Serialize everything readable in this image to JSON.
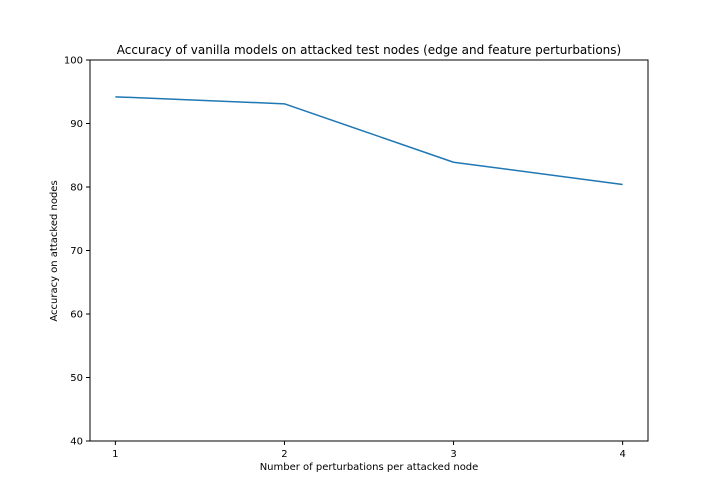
{
  "chart_data": {
    "type": "line",
    "title": "Accuracy of vanilla models on attacked test nodes (edge and feature perturbations)",
    "xlabel": "Number of perturbations per attacked node",
    "ylabel": "Accuracy on attacked nodes",
    "x": [
      1,
      2,
      3,
      4
    ],
    "xticks": [
      "1",
      "2",
      "3",
      "4"
    ],
    "xlim": [
      0.85,
      4.15
    ],
    "ylim": [
      40,
      100
    ],
    "yticks": [
      "40",
      "50",
      "60",
      "70",
      "80",
      "90",
      "100"
    ],
    "grid": false,
    "series": [
      {
        "name": "Accuracy",
        "values": [
          94.2,
          93.1,
          83.9,
          80.4
        ],
        "color": "#1f77b4"
      }
    ]
  }
}
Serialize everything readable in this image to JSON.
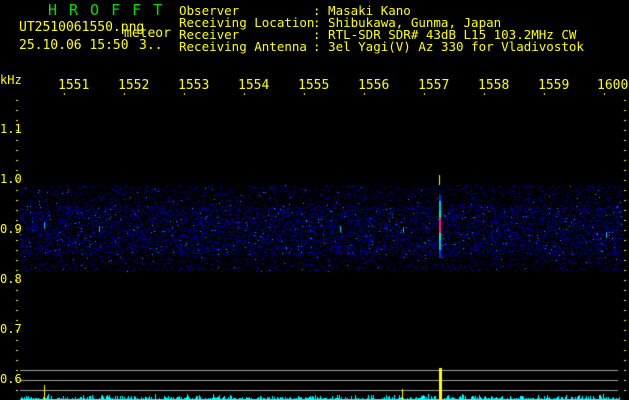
{
  "header": {
    "app_title": "HROFFT",
    "file_name": "UT2510061550.png",
    "event_type": "meteor",
    "datetime": "25.10.06 15:50",
    "count": "3..",
    "info": [
      {
        "label": "Observer",
        "value": ": Masaki Kano"
      },
      {
        "label": "Receiving Location",
        "value": ": Shibukawa, Gunma, Japan"
      },
      {
        "label": "Receiver",
        "value": ": RTL-SDR SDR# 43dB L15 103.2MHz CW"
      },
      {
        "label": "Receiving Antenna",
        "value": ": 3el Yagi(V) Az 330 for Vladivostok"
      }
    ]
  },
  "axes": {
    "y_unit": "kHz",
    "x_ticks": [
      "1551",
      "1552",
      "1553",
      "1554",
      "1555",
      "1556",
      "1557",
      "1558",
      "1559",
      "1600"
    ],
    "y_ticks": [
      "1.1",
      "1.0",
      "0.9",
      "0.8",
      "0.7",
      "0.6"
    ]
  },
  "colors": {
    "text": "#ffff00",
    "title": "#00e000",
    "spectrum": "#00ffff",
    "meteor_peak": "#ffff00",
    "gridline": "#a0a0a0"
  }
}
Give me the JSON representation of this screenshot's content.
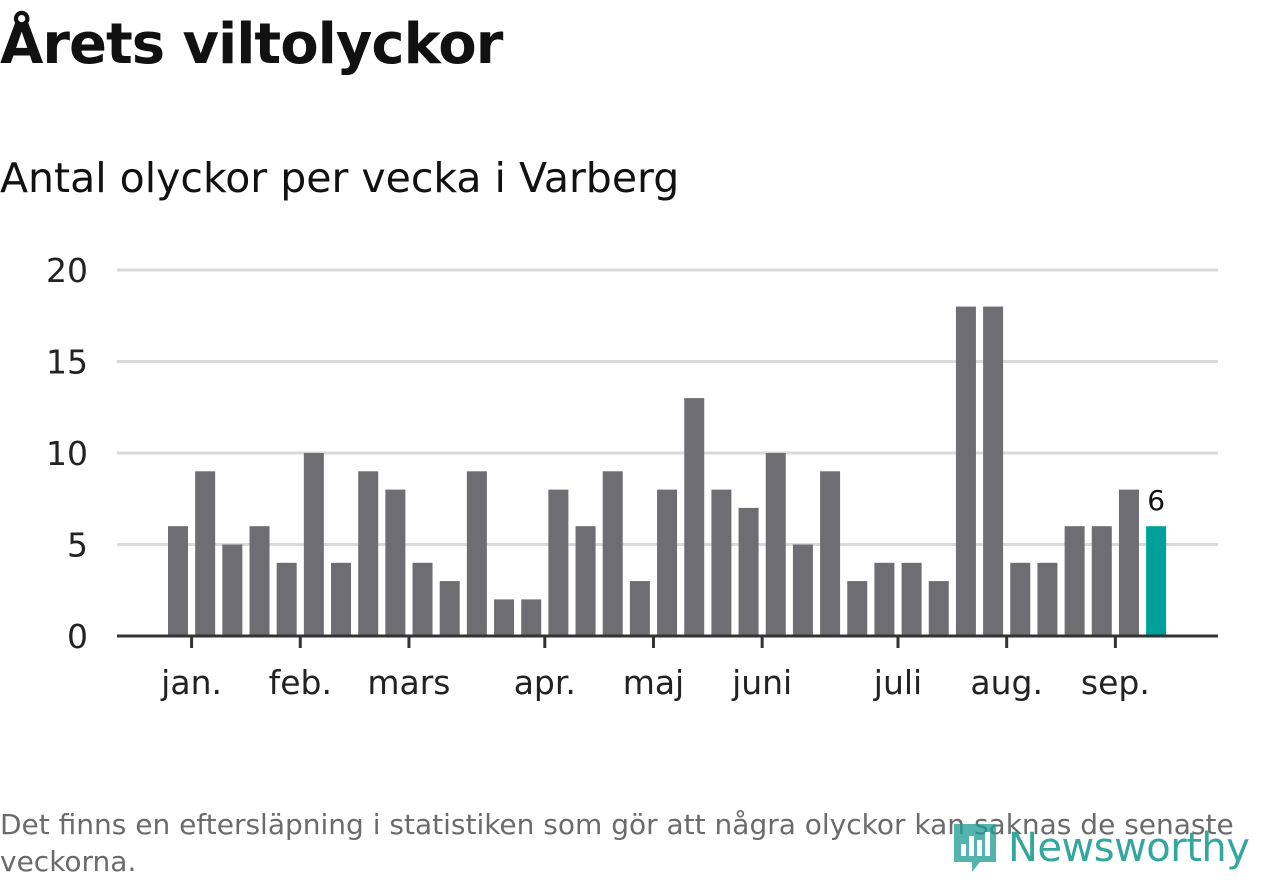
{
  "header": {
    "title": "Årets viltolyckor",
    "subtitle": "Antal olyckor per vecka i Varberg"
  },
  "footnote": "Det finns en eftersläpning i statistiken som gör att några olyckor kan saknas de senaste veckorna.",
  "brand": {
    "name": "Newsworthy",
    "icon": "newsworthy-logo-icon",
    "color": "#1d9e94"
  },
  "chart_data": {
    "type": "bar",
    "title": "",
    "xlabel": "",
    "ylabel": "",
    "ylim": [
      0,
      20
    ],
    "yticks": [
      0,
      5,
      10,
      15,
      20
    ],
    "grid": true,
    "month_labels": [
      {
        "label": "jan.",
        "week_index": 0.5
      },
      {
        "label": "feb.",
        "week_index": 4.5
      },
      {
        "label": "mars",
        "week_index": 8.5
      },
      {
        "label": "apr.",
        "week_index": 13.5
      },
      {
        "label": "maj",
        "week_index": 17.5
      },
      {
        "label": "juni",
        "week_index": 21.5
      },
      {
        "label": "juli",
        "week_index": 26.5
      },
      {
        "label": "aug.",
        "week_index": 30.5
      },
      {
        "label": "sep.",
        "week_index": 34.5
      }
    ],
    "values": [
      6,
      9,
      5,
      6,
      4,
      10,
      4,
      9,
      8,
      4,
      3,
      9,
      2,
      2,
      8,
      6,
      9,
      3,
      8,
      13,
      8,
      7,
      10,
      5,
      9,
      3,
      4,
      4,
      3,
      18,
      18,
      4,
      4,
      6,
      6,
      8,
      6
    ],
    "highlight_index": 36,
    "highlight_label": "6",
    "colors": {
      "bar": "#6e6d72",
      "highlight": "#00a19a",
      "grid": "#d9d9d9",
      "axis": "#333333"
    }
  }
}
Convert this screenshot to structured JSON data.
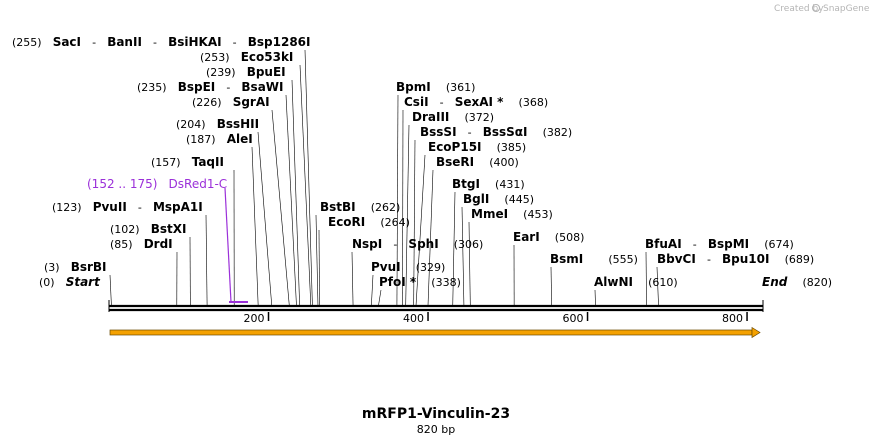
^^^^^^^^^^^^^^^^
What is needed: In the records above, find the lines containing "Receiving" and copy them.

Result for this exercise:
        "label": "Receiving Location",
        "label": "Receiving Antenna",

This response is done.